→ **EXERCISE**: Copy every line of the items below without changing a single character.

→ **INPUT ROWS**:
....................

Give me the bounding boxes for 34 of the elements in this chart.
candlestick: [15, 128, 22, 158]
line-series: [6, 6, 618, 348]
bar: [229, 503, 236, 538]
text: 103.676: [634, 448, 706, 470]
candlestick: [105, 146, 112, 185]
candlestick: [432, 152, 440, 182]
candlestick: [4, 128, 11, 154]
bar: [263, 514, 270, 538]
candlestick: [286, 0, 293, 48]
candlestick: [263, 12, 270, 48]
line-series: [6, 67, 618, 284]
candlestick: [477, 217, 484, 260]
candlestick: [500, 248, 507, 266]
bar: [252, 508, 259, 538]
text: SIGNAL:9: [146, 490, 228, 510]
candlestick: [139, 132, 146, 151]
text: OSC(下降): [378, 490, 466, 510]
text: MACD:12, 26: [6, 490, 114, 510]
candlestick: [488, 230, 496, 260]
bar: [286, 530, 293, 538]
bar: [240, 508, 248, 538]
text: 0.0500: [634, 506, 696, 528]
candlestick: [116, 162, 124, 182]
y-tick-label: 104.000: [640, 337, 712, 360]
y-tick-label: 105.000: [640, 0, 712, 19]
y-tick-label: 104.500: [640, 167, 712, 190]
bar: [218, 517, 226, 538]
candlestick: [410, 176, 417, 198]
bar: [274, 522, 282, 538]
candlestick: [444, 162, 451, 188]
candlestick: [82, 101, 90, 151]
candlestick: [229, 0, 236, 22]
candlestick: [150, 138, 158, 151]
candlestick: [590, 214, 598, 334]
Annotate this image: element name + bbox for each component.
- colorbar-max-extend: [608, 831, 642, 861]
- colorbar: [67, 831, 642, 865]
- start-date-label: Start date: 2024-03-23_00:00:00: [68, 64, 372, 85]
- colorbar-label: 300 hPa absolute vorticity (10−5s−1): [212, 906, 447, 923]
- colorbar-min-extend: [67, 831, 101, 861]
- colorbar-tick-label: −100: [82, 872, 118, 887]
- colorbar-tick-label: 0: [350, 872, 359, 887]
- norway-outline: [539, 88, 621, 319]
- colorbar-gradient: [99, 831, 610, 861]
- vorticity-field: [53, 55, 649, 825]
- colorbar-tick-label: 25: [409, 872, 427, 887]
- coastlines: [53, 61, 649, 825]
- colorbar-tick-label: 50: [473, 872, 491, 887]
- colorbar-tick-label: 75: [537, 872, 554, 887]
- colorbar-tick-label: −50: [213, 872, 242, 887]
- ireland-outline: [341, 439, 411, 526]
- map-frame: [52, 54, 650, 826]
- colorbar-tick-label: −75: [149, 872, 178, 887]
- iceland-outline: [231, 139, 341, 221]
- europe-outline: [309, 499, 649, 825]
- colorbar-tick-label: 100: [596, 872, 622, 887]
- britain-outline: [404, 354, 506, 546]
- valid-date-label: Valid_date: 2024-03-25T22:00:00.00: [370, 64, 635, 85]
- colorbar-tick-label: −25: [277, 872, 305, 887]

....................

→ **WRITTEN REPLY**:
Give me the bounding boxes for 34 of the elements in this chart.
candlestick: [15, 128, 22, 158]
line-series: [6, 6, 618, 348]
bar: [229, 503, 236, 538]
text: 103.676: [634, 448, 706, 470]
candlestick: [105, 146, 112, 185]
candlestick: [432, 152, 440, 182]
candlestick: [4, 128, 11, 154]
bar: [263, 514, 270, 538]
candlestick: [286, 0, 293, 48]
candlestick: [263, 12, 270, 48]
line-series: [6, 67, 618, 284]
candlestick: [477, 217, 484, 260]
candlestick: [500, 248, 507, 266]
bar: [252, 508, 259, 538]
text: SIGNAL:9: [146, 490, 228, 510]
candlestick: [139, 132, 146, 151]
text: OSC(下降): [378, 490, 466, 510]
text: MACD:12, 26: [6, 490, 114, 510]
candlestick: [488, 230, 496, 260]
bar: [286, 530, 293, 538]
bar: [240, 508, 248, 538]
text: 0.0500: [634, 506, 696, 528]
candlestick: [116, 162, 124, 182]
y-tick-label: 104.000: [640, 337, 712, 360]
y-tick-label: 105.000: [640, 0, 712, 19]
y-tick-label: 104.500: [640, 167, 712, 190]
bar: [218, 517, 226, 538]
candlestick: [410, 176, 417, 198]
bar: [274, 522, 282, 538]
candlestick: [444, 162, 451, 188]
candlestick: [82, 101, 90, 151]
candlestick: [229, 0, 236, 22]
candlestick: [150, 138, 158, 151]
candlestick: [590, 214, 598, 334]
Annotate this image: element name + bbox for each component.
- colorbar-max-extend: [608, 831, 642, 861]
- colorbar: [67, 831, 642, 865]
- start-date-label: Start date: 2024-03-23_00:00:00: [68, 64, 372, 85]
- colorbar-label: 300 hPa absolute vorticity (10−5s−1): [212, 906, 447, 923]
- colorbar-min-extend: [67, 831, 101, 861]
- colorbar-tick-label: −100: [82, 872, 118, 887]
- colorbar-tick-label: 0: [350, 872, 359, 887]
- norway-outline: [539, 88, 621, 319]
- colorbar-gradient: [99, 831, 610, 861]
- vorticity-field: [53, 55, 649, 825]
- colorbar-tick-label: 25: [409, 872, 427, 887]
- coastlines: [53, 61, 649, 825]
- colorbar-tick-label: 50: [473, 872, 491, 887]
- colorbar-tick-label: 75: [537, 872, 554, 887]
- colorbar-tick-label: −50: [213, 872, 242, 887]
- ireland-outline: [341, 439, 411, 526]
- map-frame: [52, 54, 650, 826]
- colorbar-tick-label: −75: [149, 872, 178, 887]
- iceland-outline: [231, 139, 341, 221]
- europe-outline: [309, 499, 649, 825]
- colorbar-tick-label: 100: [596, 872, 622, 887]
- britain-outline: [404, 354, 506, 546]
- valid-date-label: Valid_date: 2024-03-25T22:00:00.00: [370, 64, 635, 85]
- colorbar-tick-label: −25: [277, 872, 305, 887]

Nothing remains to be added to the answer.